(Extracted records)
## START

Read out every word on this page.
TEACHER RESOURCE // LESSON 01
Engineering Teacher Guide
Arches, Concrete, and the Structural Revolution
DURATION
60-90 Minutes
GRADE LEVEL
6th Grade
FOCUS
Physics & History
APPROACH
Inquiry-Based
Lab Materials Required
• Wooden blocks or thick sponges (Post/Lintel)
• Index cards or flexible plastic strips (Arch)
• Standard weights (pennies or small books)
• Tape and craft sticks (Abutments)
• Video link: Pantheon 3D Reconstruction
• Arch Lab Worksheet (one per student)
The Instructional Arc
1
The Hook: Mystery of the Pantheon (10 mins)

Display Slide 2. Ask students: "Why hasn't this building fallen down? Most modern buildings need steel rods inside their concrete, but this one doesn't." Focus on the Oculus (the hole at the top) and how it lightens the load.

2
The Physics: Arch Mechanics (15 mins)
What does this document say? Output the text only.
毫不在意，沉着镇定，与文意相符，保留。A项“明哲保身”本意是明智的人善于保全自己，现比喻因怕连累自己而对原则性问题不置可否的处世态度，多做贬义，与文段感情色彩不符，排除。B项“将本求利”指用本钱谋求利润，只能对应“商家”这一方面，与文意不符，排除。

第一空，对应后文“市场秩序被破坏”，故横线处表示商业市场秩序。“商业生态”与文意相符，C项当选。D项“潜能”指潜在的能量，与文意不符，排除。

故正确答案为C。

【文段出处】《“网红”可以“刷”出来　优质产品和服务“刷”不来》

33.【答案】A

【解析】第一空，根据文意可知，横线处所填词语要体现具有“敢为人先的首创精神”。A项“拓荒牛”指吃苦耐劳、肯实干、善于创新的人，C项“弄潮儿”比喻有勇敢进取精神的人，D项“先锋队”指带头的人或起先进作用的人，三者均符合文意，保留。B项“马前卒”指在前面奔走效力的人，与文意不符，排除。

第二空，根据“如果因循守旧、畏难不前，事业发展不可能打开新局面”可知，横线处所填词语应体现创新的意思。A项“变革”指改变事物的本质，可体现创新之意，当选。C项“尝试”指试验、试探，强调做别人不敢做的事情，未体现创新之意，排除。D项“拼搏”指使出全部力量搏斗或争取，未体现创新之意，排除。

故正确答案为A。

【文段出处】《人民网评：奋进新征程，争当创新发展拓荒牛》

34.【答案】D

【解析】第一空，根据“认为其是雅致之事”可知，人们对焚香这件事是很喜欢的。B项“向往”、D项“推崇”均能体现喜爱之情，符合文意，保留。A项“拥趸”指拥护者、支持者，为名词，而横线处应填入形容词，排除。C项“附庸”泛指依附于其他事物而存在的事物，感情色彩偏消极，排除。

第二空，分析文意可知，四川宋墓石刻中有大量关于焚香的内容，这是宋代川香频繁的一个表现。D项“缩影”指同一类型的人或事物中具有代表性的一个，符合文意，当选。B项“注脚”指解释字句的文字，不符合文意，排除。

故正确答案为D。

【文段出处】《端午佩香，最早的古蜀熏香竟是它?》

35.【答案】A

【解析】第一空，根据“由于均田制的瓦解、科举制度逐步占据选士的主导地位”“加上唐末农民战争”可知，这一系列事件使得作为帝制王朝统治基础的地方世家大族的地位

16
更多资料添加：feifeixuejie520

## END

Written request: Extract the entries above verbatim.

Solution to the problem:
Read out every word on this page.
TEACHER RESOURCE // LESSON 01
Engineering Teacher Guide
Arches, Concrete, and the Structural Revolution
DURATION
60-90 Minutes
GRADE LEVEL
6th Grade
FOCUS
Physics & History
APPROACH
Inquiry-Based
Lab Materials Required
• Wooden blocks or thick sponges (Post/Lintel)
• Index cards or flexible plastic strips (Arch)
• Standard weights (pennies or small books)
• Tape and craft sticks (Abutments)
• Video link: Pantheon 3D Reconstruction
• Arch Lab Worksheet (one per student)
The Instructional Arc
1
The Hook: Mystery of the Pantheon (10 mins)

Display Slide 2. Ask students: "Why hasn't this building fallen down? Most modern buildings need steel rods inside their concrete, but this one doesn't." Focus on the Oculus (the hole at the top) and how it lightens the load.

2
The Physics: Arch Mechanics (15 mins)
What does this document say? Output the text only.
毫不在意，沉着镇定，与文意相符，保留。A项“明哲保身”本意是明智的人善于保全自己，现比喻因怕连累自己而对原则性问题不置可否的处世态度，多做贬义，与文段感情色彩不符，排除。B项“将本求利”指用本钱谋求利润，只能对应“商家”这一方面，与文意不符，排除。

第一空，对应后文“市场秩序被破坏”，故横线处表示商业市场秩序。“商业生态”与文意相符，C项当选。D项“潜能”指潜在的能量，与文意不符，排除。

故正确答案为C。

【文段出处】《“网红”可以“刷”出来　优质产品和服务“刷”不来》

33.【答案】A

【解析】第一空，根据文意可知，横线处所填词语要体现具有“敢为人先的首创精神”。A项“拓荒牛”指吃苦耐劳、肯实干、善于创新的人，C项“弄潮儿”比喻有勇敢进取精神的人，D项“先锋队”指带头的人或起先进作用的人，三者均符合文意，保留。B项“马前卒”指在前面奔走效力的人，与文意不符，排除。

第二空，根据“如果因循守旧、畏难不前，事业发展不可能打开新局面”可知，横线处所填词语应体现创新的意思。A项“变革”指改变事物的本质，可体现创新之意，当选。C项“尝试”指试验、试探，强调做别人不敢做的事情，未体现创新之意，排除。D项“拼搏”指使出全部力量搏斗或争取，未体现创新之意，排除。

故正确答案为A。

【文段出处】《人民网评：奋进新征程，争当创新发展拓荒牛》

34.【答案】D

【解析】第一空，根据“认为其是雅致之事”可知，人们对焚香这件事是很喜欢的。B项“向往”、D项“推崇”均能体现喜爱之情，符合文意，保留。A项“拥趸”指拥护者、支持者，为名词，而横线处应填入形容词，排除。C项“附庸”泛指依附于其他事物而存在的事物，感情色彩偏消极，排除。

第二空，分析文意可知，四川宋墓石刻中有大量关于焚香的内容，这是宋代川香频繁的一个表现。D项“缩影”指同一类型的人或事物中具有代表性的一个，符合文意，当选。B项“注脚”指解释字句的文字，不符合文意，排除。

故正确答案为D。

【文段出处】《端午佩香，最早的古蜀熏香竟是它?》

35.【答案】A

【解析】第一空，根据“由于均田制的瓦解、科举制度逐步占据选士的主导地位”“加上唐末农民战争”可知，这一系列事件使得作为帝制王朝统治基础的地方世家大族的地位

16
更多资料添加：feifeixuejie520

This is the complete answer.